● **Exercise task**: Keep every line where the word "image" appears; drop the rest.

● **Extracted entries**:
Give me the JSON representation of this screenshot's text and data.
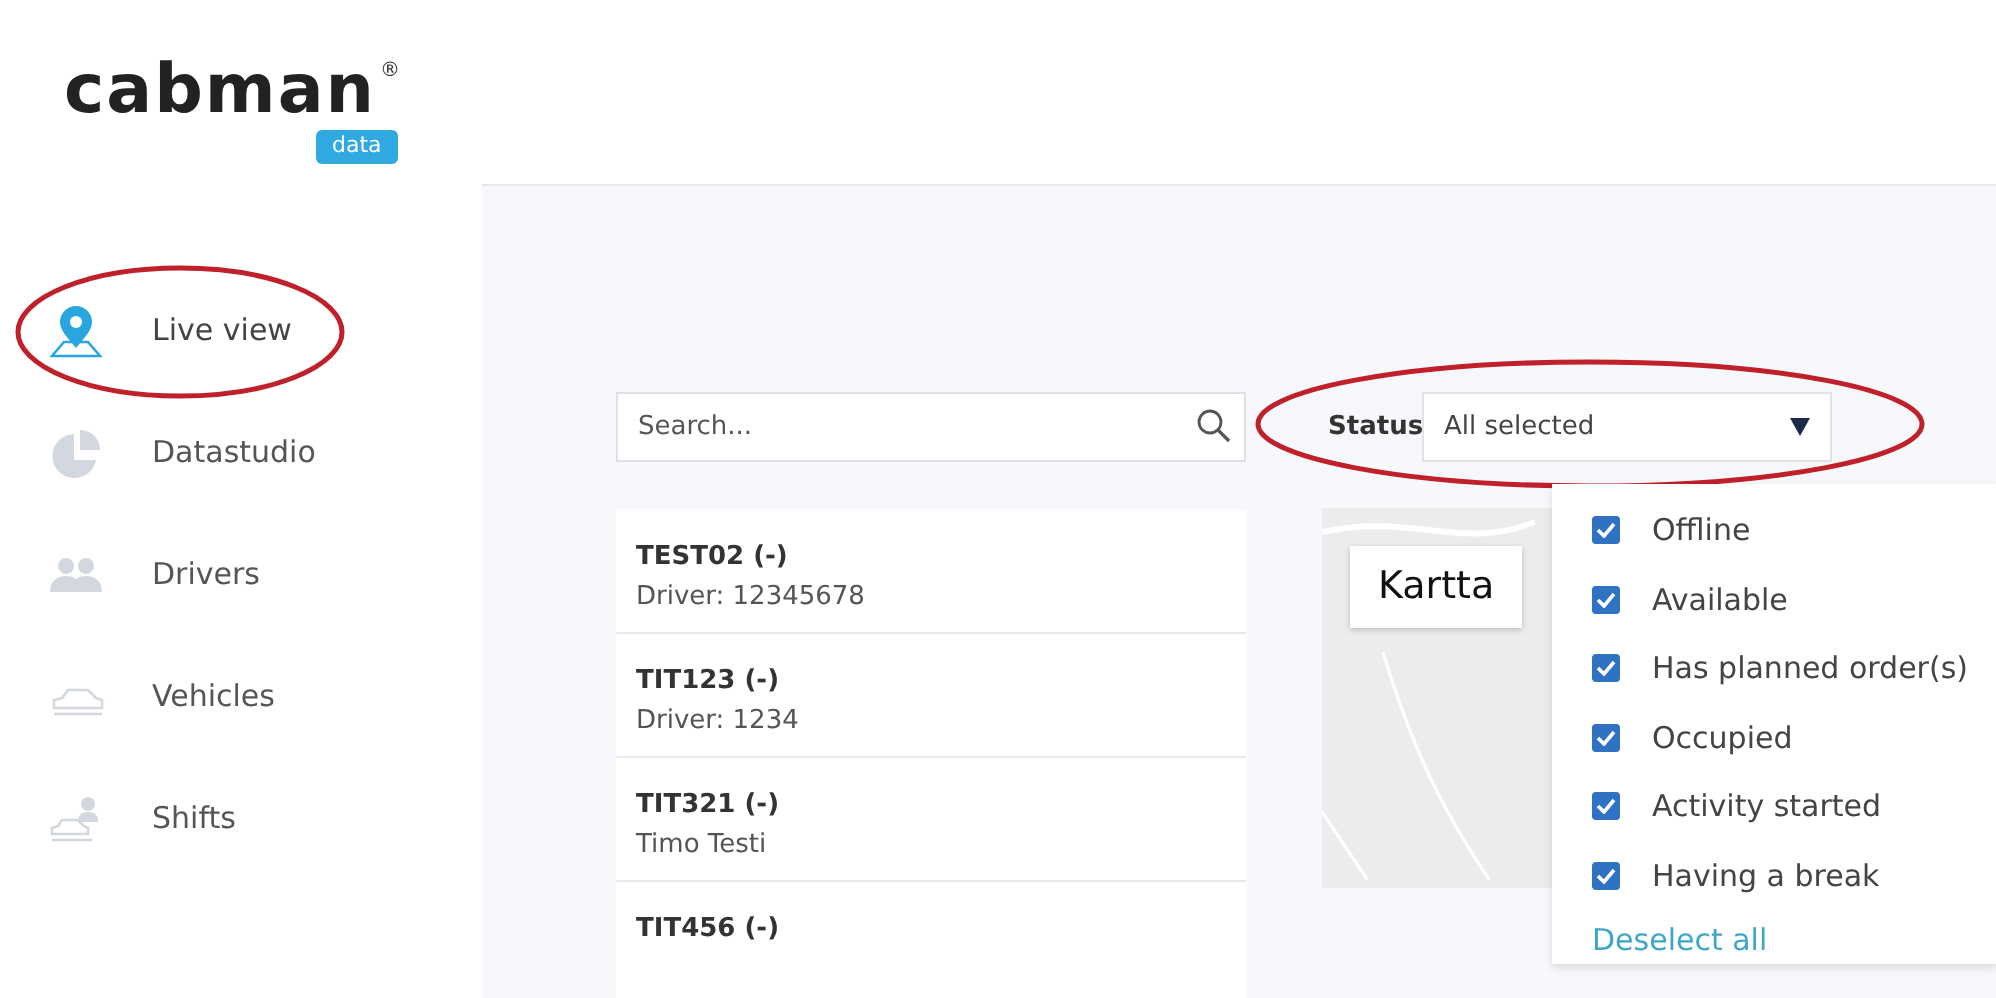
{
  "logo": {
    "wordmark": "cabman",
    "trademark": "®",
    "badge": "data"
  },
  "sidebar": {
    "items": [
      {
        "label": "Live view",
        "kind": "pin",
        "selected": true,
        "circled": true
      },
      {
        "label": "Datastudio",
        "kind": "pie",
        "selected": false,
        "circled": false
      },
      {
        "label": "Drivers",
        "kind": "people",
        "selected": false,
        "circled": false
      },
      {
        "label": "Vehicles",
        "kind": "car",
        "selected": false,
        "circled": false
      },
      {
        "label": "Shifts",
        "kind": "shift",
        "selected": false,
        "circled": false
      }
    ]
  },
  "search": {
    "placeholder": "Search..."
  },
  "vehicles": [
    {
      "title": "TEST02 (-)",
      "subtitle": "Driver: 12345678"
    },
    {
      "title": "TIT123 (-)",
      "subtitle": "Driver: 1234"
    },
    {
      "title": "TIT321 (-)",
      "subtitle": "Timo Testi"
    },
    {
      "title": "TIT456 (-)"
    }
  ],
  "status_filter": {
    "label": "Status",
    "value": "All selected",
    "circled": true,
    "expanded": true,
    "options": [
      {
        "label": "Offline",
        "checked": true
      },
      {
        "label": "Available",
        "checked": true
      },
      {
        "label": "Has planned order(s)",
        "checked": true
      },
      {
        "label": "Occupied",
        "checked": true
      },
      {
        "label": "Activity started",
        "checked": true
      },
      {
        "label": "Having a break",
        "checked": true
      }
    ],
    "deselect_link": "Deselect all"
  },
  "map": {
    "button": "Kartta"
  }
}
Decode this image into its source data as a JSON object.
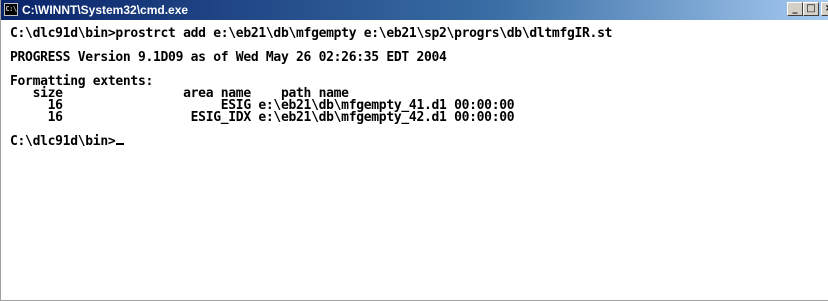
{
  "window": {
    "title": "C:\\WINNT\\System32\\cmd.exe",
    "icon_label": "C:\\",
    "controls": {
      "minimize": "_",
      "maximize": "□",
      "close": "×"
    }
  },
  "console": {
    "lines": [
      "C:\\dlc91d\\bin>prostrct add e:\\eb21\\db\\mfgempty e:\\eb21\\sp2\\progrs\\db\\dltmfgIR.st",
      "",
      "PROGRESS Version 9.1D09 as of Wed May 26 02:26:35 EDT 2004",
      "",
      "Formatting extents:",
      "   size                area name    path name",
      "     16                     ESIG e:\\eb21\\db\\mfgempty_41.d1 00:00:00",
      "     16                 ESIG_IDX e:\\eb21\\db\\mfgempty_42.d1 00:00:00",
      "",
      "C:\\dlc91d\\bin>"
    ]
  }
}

--

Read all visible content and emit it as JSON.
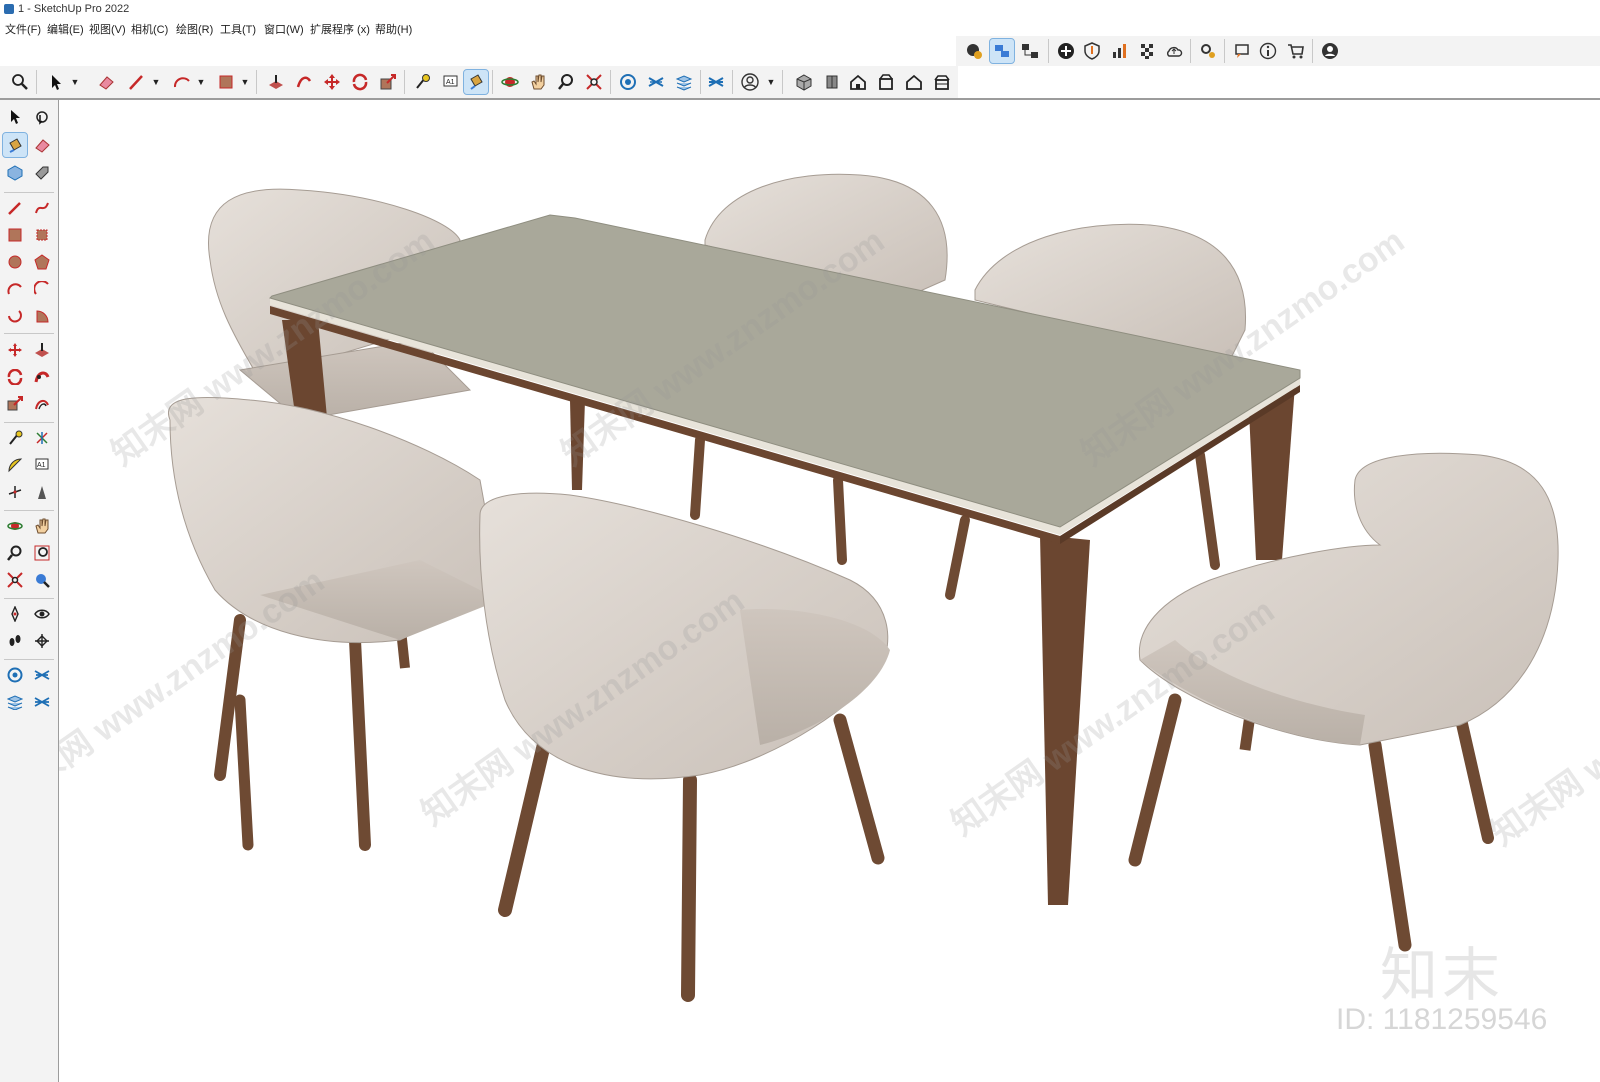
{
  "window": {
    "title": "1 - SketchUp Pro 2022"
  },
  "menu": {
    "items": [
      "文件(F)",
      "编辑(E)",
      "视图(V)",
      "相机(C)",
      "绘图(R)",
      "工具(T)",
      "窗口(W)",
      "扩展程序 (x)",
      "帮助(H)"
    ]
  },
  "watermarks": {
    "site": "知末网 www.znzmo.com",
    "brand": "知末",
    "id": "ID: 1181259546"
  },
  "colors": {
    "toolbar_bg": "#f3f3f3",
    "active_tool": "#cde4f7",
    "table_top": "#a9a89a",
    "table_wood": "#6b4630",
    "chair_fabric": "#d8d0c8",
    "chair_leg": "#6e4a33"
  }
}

---

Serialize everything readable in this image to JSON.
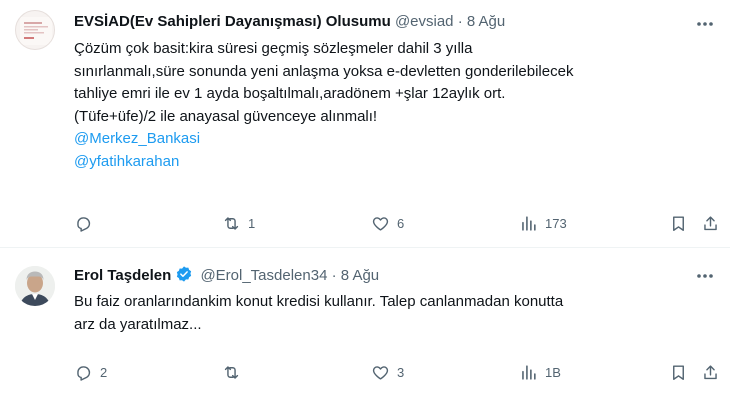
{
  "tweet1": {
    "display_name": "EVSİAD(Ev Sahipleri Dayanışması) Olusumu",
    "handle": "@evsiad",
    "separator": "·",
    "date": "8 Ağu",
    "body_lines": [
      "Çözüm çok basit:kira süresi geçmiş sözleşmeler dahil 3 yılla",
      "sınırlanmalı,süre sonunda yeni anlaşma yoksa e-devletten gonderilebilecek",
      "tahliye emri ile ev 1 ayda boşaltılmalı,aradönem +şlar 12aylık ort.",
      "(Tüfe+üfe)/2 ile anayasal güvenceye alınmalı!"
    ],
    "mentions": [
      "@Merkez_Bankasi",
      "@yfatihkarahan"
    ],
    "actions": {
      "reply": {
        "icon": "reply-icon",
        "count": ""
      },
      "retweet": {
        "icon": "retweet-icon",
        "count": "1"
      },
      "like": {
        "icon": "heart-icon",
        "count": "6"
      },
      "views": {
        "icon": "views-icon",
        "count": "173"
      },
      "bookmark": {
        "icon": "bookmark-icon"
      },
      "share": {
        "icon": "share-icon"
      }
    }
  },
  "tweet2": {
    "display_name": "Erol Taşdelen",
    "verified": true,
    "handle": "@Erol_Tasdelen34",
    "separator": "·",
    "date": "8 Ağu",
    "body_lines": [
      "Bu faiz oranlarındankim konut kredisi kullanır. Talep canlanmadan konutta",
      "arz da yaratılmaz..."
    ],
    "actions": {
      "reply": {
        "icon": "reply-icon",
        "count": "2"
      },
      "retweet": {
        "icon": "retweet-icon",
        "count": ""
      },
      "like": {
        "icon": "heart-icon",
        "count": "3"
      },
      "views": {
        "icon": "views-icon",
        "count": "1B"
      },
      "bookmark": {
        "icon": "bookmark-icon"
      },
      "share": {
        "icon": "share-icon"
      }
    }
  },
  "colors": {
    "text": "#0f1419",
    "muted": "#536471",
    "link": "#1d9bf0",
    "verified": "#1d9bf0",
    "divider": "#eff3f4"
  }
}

● **Response to the exercise**:
Decode this image into its source data as a JSON object.
Serialize everything readable in this image to JSON.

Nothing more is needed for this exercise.